• INPUT MATERIAL:

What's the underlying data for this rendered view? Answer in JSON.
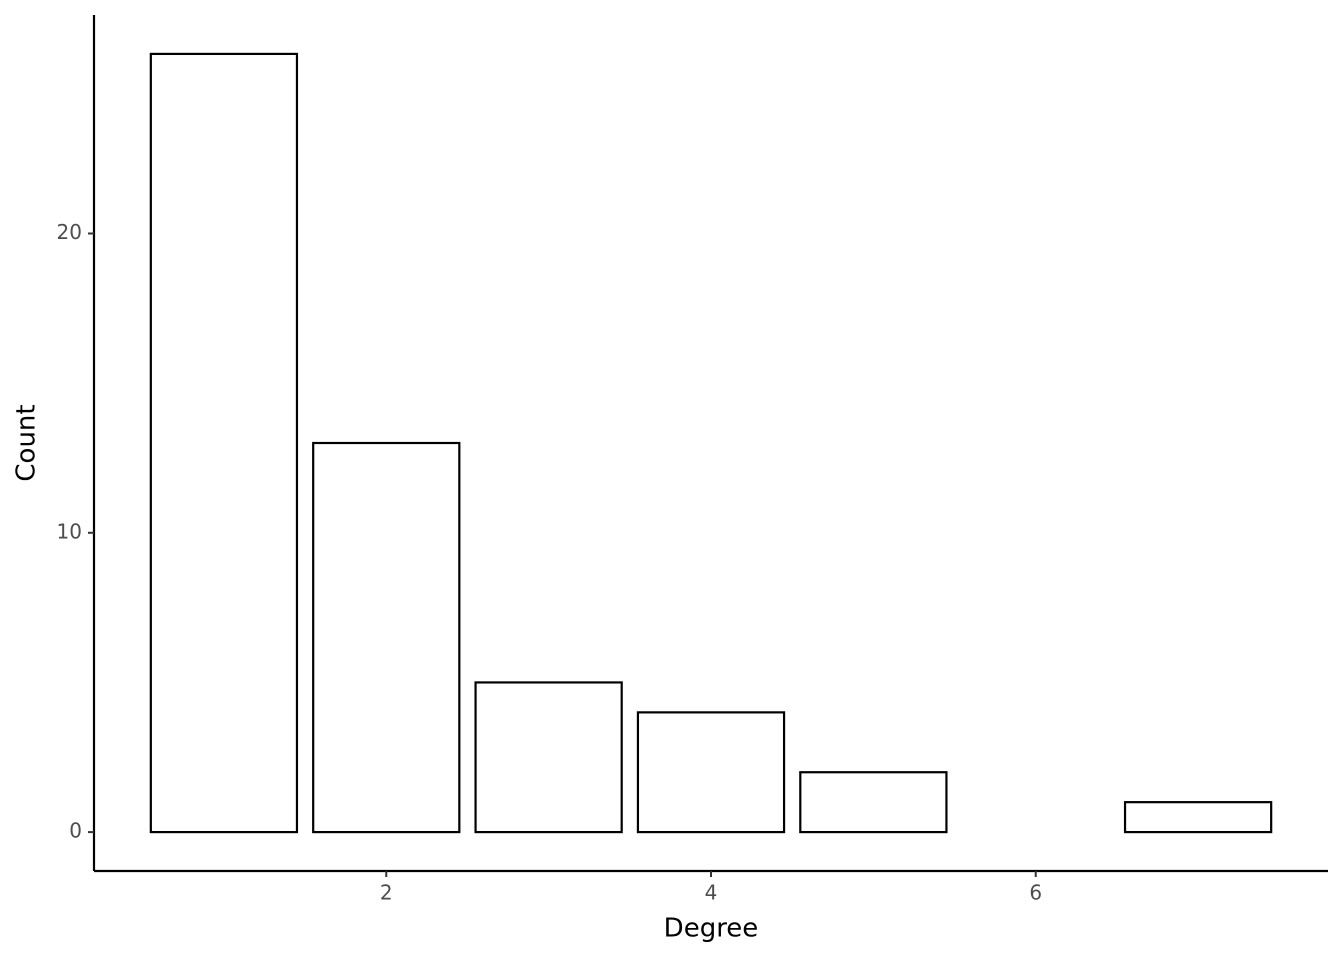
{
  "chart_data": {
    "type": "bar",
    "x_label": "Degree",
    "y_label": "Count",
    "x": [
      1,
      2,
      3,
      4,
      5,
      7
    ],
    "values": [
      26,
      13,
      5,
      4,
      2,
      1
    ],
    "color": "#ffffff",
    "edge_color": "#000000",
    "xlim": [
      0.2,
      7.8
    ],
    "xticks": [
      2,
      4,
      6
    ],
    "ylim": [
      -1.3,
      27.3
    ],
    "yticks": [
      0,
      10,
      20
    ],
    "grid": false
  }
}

• AIM:
Quote all the lines above exactly as given. Do not include the pictures.

• EXERCISE OUTPUT:
What's the underlying data for this rendered view? Answer in JSON.
{
  "chart_data": {
    "type": "bar",
    "x_label": "Degree",
    "y_label": "Count",
    "x": [
      1,
      2,
      3,
      4,
      5,
      7
    ],
    "values": [
      26,
      13,
      5,
      4,
      2,
      1
    ],
    "color": "#ffffff",
    "edge_color": "#000000",
    "xlim": [
      0.2,
      7.8
    ],
    "xticks": [
      2,
      4,
      6
    ],
    "ylim": [
      -1.3,
      27.3
    ],
    "yticks": [
      0,
      10,
      20
    ],
    "grid": false
  }
}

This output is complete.